When you click on links to various merchants on this site and make a purchase, this can result in this site earning a commission. Affiliate programs and affiliations include, but are not limited to, the eBay Partner Network.
So I have a question for any Holley Carb guru's. I have a mostly stock 350 in my 74, except it does have a torker 2 intake, Holley 750, 1.6 roller rockers, HEI with vac advance. This car runs perfect, no issues with starting, driving etc. Has good vacuum readings and plugs look as they should. Car has great pick up with no bogs or sputters on mild take off. My issue is when I mash the pedal fast it does stumble and bog down, then quickly takes off. A friend suggested moving the vac advance to manifold port which I did with no noticeable improvement. I have car timed to 8 degrees btc, the accelerator pump was set up using YouTube videos and Holly's website, this was the first thing I looked at.
So I am curious at what I am missing, carb is in great shape but was a swap meet buy. I am just trying to bark the tires a wee bit and not sure even with bog fixed it will do that, but more curious about why it's bogging when pedal is mashed.
Thanks for all input and suggestions.
You may have seen this thread, but I had the same problem and received a ton of good advice on this thread. For me it ended up being just not tight enough on the acc pump linkage, due to the need for clearance at WOT. Yes, 8* advance is low.
What size squirters are you running? What is the total timing you are running? You should look for Lars paper on setting timing. What transmission do you have? Is the engine stock other than what you mentioned? A 1974 corvette had 195 hp with the L48 or 250 with the L82. Neither will be a big performing engine if you have an automatic.
2020 Corvette of the Year Finalist (performance mods)
2019 C3 of Year Winner (performance mods)
2016 C3 of Year Finalist
move initial timing to 15* withg the vacuum advance disconnected and the port plugged, then reconnect it, and it will be very close to all in at 3000 rpm. Thats problem number one.
NUmber 2, is it an auto or standard. If its a standard you have to get above 2000 rpm if you are just going to mash it and let out the clutch. An auto should light them up even a lame one with the timing set correct and the accelerator pump working
Number 3 would be how is your idle set screws set and your throttle set screws set. You could be into the transition circuit at idle if it all isnt set correctly. Do you know your vacuum setting at idle and what power valve you have?

TASKS TO COMPLETE.
a. In the Holley carburetor thread, what initial timing is the original poster's car set to?
b. Resume the Holley carburetor thread after its final sentence, writing what follows in the same forum style.

GIVEN DATA.
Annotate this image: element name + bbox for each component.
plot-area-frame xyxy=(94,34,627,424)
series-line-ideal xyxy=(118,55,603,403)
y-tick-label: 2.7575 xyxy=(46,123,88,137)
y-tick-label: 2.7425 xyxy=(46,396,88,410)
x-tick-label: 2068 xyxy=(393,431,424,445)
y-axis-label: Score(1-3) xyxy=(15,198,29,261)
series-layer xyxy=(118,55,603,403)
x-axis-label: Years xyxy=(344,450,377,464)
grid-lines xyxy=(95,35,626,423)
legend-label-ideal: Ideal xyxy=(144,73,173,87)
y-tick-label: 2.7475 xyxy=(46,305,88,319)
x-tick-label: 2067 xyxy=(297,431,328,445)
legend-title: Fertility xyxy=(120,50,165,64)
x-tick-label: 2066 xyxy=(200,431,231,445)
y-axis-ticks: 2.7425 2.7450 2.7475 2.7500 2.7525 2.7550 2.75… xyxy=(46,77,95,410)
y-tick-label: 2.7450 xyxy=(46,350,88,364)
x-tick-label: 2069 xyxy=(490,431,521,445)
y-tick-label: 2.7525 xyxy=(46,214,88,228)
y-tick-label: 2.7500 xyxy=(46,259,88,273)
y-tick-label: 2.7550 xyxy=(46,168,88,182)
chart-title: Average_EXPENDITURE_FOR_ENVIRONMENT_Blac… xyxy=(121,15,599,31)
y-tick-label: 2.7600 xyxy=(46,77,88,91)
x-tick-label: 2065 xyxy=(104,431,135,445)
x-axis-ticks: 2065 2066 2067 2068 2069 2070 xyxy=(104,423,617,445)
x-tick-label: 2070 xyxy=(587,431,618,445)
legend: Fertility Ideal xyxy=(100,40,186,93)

OUTPUTS FOR THE TASKS.
a. 8 degrees before top center.

b.
If you dont go big on your timing you will never get anywhere, but with your cam start at 12, test it with a burn out and increase 2 degrees and try again. Dont go above 18*, with your cam you may not notice above 14 anyway, but the 1.6 rockers will help you out there giving it a bit more lift and duration
Last edited by Rescue Rogers; May 20, 2022 at 07:06 PM.
Ahnenerbe, I think you are misunderstanding Vac Adv.
The vac canister advances timing when vacuum is applied.
How much vacuum do you have at WOT? Zero.
Thanks for all the help friends. Its a auto trans recently rebuilt and the squirters I have no idea. I assume they are what comes on 750 3310 carbs stock. I will take them out and then buy a couple size ranges up or a kit of them from Jegs. The timing will be moved to 12 and set as you describe and I'll report back. I know the heads are junk, so Iam thinking about doing cam and heads coming up to get more HP.
You may have seen this thread, but I had the same problem and received a ton of good advice on this thread. For me it ended up being just not tight enough on the acc pump linkage, due to the need for clearance at WOT. Yes, 8* advance is low.
2020 Corvette of the Year Finalist (performance mods)
2019 C3 of Year Winner (performance mods)
2016 C3 of Year Finalist
Increasing squirters isnt going to do much if you arent set up properly.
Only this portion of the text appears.